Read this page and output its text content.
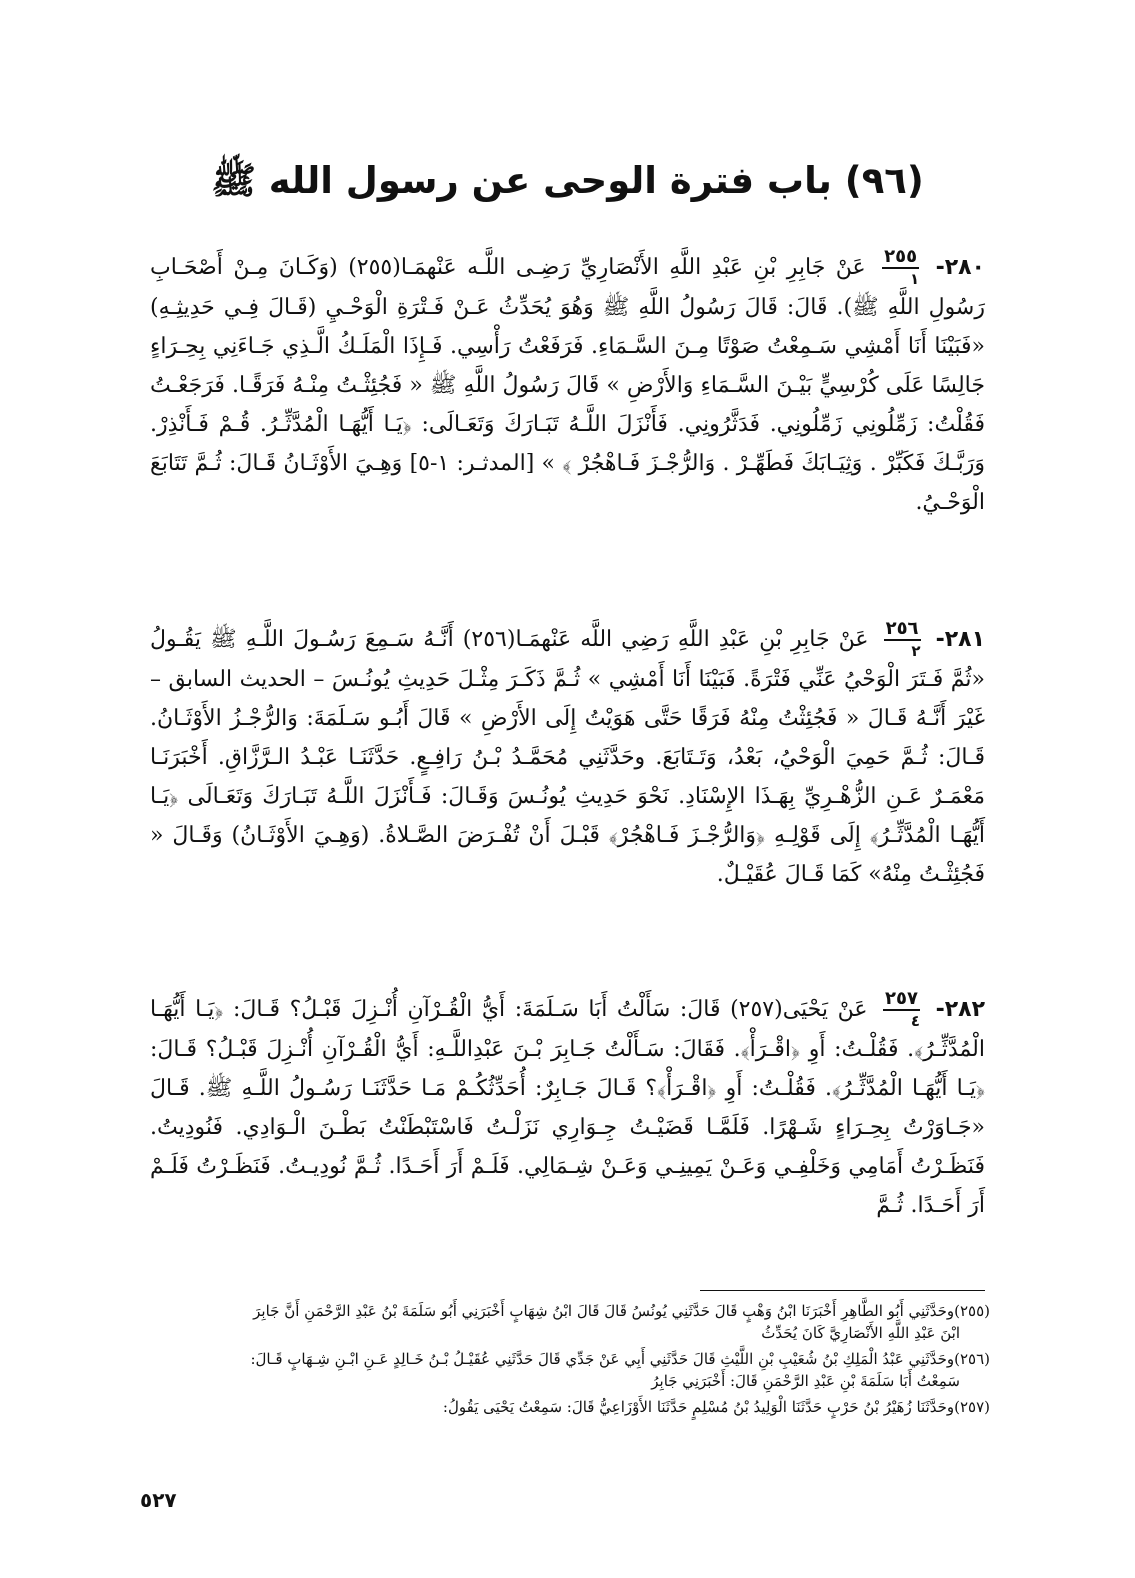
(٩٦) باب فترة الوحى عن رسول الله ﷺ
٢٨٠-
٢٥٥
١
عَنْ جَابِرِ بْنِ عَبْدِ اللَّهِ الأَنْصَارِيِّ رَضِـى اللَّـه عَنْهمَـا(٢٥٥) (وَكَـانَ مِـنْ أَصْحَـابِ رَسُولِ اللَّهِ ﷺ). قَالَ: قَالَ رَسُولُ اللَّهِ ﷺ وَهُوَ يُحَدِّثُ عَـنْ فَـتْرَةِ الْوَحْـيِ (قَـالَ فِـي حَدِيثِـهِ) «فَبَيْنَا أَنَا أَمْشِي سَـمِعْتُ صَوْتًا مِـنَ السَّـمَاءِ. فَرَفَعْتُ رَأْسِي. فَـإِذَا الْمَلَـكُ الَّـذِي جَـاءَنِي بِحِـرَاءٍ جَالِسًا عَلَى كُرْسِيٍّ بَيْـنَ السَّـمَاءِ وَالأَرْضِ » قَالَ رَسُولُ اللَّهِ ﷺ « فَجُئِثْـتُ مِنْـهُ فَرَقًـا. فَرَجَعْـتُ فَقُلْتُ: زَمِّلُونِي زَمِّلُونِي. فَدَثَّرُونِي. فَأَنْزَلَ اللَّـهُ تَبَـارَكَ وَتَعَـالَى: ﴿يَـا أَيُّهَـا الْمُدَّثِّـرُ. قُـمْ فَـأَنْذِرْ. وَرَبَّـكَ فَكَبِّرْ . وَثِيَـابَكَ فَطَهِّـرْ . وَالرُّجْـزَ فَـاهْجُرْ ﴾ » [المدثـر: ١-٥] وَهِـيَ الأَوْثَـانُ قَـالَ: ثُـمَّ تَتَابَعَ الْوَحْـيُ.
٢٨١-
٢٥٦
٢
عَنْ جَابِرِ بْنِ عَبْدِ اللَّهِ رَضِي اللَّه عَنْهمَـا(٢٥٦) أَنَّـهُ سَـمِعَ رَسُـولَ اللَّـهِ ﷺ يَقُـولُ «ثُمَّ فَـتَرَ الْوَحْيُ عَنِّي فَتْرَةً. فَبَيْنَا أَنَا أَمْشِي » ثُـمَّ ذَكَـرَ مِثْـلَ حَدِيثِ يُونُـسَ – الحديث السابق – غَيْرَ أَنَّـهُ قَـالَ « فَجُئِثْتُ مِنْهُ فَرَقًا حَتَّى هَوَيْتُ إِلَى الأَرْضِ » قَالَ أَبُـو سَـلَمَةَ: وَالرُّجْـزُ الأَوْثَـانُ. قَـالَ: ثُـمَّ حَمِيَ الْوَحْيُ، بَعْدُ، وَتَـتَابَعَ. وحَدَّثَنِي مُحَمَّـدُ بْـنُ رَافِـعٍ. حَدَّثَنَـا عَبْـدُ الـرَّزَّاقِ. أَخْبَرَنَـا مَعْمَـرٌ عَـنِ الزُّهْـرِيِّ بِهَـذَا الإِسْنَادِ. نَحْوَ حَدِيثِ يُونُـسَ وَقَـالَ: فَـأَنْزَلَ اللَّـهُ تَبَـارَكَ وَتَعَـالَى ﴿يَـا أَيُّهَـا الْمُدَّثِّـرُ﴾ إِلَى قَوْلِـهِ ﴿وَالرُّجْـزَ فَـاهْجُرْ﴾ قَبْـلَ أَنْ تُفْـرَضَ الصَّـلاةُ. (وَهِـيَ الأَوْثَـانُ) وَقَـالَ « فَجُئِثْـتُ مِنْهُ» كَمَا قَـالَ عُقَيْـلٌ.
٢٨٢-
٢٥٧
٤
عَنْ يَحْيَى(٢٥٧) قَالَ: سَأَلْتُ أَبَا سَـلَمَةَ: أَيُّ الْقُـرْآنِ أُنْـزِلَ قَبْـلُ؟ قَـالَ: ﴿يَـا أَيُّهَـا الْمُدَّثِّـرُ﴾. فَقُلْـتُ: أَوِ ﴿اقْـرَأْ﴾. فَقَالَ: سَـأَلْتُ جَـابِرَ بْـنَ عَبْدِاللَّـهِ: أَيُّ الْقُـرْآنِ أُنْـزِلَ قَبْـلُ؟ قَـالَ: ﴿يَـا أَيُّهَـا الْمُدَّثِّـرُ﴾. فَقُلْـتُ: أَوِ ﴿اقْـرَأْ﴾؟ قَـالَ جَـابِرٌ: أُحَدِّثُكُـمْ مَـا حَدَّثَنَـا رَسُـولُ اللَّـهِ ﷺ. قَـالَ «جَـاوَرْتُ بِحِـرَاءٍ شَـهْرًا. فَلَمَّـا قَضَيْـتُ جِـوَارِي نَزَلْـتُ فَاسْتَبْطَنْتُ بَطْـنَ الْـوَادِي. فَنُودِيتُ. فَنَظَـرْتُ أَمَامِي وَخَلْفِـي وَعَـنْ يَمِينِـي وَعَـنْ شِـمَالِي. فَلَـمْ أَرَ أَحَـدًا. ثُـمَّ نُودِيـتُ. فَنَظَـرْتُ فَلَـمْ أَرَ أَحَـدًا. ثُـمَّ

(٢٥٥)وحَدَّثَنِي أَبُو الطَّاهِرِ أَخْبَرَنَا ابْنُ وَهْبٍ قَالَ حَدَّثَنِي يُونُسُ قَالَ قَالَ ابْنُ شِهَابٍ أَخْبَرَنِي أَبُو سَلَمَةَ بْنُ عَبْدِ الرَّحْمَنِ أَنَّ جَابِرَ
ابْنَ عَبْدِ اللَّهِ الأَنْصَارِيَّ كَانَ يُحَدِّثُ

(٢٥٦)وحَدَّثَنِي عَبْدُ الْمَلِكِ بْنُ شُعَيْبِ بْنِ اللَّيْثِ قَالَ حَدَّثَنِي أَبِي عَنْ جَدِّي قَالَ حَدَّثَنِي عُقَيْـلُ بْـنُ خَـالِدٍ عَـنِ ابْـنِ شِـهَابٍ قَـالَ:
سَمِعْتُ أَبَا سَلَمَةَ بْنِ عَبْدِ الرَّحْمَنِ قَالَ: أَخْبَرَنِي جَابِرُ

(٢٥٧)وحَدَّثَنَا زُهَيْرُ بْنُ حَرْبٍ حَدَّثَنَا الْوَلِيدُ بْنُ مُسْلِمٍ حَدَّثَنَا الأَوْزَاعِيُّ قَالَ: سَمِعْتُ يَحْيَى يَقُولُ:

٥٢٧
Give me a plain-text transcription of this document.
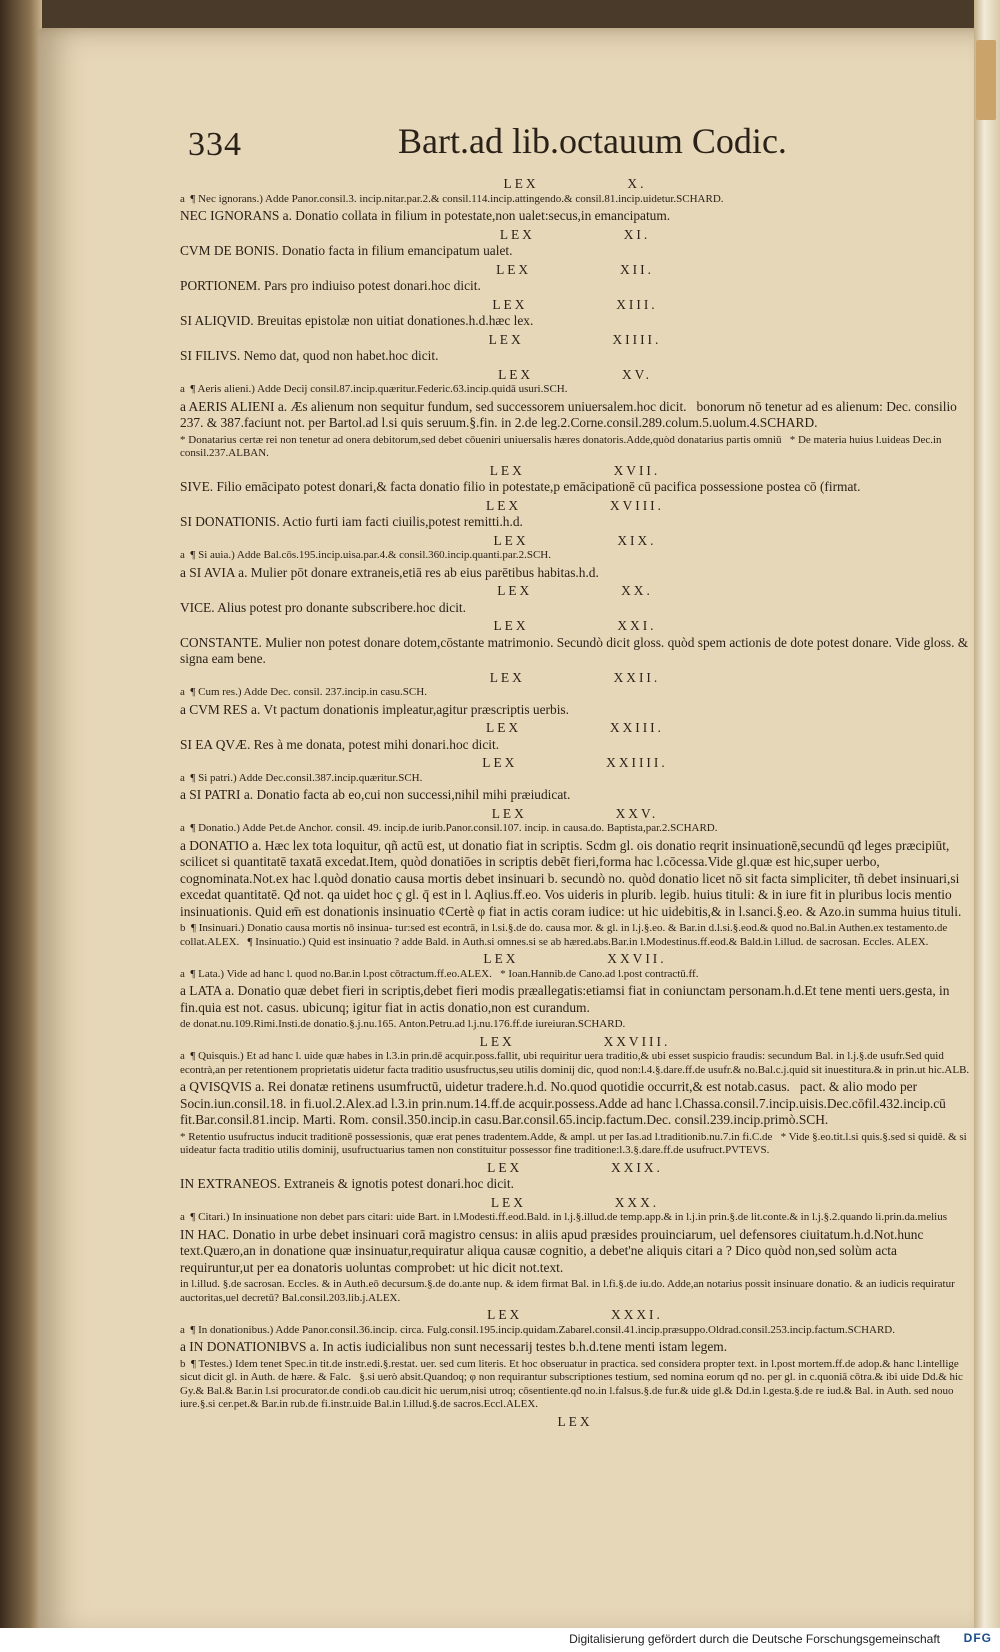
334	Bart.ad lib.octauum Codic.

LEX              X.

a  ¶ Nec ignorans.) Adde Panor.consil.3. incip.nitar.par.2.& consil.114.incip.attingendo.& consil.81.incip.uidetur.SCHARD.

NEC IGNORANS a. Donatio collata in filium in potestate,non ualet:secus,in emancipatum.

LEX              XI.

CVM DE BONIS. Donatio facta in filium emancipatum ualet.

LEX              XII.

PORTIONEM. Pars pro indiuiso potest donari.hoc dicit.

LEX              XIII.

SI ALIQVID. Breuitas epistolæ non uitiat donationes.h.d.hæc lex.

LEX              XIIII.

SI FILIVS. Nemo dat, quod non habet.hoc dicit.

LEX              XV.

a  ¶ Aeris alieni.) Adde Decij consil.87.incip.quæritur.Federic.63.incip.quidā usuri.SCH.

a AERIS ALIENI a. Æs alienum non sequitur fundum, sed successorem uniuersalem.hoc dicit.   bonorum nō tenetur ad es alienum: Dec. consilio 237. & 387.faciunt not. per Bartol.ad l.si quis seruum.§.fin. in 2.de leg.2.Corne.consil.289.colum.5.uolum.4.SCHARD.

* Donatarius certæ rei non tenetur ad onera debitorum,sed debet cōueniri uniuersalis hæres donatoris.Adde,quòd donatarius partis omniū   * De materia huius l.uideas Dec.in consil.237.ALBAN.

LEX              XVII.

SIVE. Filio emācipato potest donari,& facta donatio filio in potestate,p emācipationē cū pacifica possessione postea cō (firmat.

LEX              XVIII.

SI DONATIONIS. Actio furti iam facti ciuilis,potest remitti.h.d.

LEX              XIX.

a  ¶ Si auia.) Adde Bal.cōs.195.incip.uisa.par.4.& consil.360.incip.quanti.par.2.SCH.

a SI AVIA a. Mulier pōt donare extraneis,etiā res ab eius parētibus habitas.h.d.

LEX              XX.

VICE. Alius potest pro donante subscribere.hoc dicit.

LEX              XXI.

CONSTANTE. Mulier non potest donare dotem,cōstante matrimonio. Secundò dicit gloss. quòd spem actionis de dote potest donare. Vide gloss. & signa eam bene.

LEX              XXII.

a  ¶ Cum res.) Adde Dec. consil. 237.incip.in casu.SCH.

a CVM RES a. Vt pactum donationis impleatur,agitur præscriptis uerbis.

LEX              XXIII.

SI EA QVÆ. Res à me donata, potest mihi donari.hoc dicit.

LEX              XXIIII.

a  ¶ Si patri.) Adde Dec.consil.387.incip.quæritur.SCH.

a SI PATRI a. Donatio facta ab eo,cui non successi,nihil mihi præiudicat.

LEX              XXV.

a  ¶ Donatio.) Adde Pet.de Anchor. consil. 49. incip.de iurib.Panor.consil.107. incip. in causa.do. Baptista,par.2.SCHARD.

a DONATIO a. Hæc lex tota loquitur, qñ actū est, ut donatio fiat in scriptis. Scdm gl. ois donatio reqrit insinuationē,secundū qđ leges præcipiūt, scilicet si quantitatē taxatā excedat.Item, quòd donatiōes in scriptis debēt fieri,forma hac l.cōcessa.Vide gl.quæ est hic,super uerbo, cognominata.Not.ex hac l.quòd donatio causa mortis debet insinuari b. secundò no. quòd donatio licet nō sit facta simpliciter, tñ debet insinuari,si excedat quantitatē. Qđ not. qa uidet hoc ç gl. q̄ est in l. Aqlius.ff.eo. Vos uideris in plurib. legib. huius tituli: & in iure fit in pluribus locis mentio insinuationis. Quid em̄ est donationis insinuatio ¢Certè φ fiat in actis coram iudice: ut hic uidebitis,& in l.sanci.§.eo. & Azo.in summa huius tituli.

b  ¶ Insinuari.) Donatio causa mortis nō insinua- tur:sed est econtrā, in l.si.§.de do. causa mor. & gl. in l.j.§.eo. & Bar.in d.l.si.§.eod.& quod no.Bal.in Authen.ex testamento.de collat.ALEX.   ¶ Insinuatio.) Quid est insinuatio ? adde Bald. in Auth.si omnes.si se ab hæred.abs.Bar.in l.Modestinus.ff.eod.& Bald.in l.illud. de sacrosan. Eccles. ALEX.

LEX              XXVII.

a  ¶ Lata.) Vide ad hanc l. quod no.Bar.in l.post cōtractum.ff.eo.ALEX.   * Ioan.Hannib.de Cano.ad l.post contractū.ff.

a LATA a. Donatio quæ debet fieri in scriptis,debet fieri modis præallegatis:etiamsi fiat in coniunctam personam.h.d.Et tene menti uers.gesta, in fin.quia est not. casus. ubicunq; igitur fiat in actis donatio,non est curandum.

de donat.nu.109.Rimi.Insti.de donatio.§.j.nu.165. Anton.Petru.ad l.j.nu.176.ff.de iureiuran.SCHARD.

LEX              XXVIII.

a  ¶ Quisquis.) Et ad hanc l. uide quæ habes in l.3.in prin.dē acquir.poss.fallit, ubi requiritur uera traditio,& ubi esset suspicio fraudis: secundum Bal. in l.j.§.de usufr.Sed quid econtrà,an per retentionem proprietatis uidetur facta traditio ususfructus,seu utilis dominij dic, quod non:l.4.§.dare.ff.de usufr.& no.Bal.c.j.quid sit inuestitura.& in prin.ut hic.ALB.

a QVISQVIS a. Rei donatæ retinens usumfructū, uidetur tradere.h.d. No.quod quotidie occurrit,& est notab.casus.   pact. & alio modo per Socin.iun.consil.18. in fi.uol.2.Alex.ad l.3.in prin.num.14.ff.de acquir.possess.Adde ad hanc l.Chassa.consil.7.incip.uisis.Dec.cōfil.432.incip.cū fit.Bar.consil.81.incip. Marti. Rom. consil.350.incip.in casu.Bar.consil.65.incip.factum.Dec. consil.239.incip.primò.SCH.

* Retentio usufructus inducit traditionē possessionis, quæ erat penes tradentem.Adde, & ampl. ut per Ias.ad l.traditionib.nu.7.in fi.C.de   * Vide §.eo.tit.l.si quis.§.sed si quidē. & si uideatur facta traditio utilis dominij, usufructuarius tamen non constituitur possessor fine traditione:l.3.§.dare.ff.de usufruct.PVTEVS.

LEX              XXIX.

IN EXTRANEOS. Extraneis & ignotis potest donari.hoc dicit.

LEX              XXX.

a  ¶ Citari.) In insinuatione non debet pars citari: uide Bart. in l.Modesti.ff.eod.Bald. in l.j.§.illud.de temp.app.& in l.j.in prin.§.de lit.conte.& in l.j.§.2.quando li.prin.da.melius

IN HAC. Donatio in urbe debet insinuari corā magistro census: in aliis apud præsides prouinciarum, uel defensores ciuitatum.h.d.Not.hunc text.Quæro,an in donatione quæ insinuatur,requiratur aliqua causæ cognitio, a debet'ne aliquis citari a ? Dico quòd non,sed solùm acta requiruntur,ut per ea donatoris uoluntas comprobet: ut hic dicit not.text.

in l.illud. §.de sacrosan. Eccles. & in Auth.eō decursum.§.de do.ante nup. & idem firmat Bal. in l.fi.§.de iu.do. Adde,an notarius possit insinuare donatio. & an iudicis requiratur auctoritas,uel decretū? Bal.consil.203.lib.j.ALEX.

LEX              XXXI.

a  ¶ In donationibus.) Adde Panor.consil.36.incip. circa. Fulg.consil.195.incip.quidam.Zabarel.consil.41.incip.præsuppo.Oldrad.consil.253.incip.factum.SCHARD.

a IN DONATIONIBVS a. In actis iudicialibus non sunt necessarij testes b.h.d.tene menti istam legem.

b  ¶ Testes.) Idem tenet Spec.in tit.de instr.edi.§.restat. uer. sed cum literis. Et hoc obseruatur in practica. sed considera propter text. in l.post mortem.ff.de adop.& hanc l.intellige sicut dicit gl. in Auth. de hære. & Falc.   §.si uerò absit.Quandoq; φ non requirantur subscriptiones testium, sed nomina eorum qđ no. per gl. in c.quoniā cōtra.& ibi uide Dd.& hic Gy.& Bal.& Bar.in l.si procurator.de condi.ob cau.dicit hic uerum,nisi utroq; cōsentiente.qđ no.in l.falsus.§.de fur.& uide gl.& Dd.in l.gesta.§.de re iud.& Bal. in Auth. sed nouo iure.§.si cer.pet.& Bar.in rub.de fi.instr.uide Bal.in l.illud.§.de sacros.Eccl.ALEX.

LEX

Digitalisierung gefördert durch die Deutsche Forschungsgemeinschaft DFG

===============

Requirements » Using the entries above, state how many lines include the word "donari", with no other words.

Exercise output » 4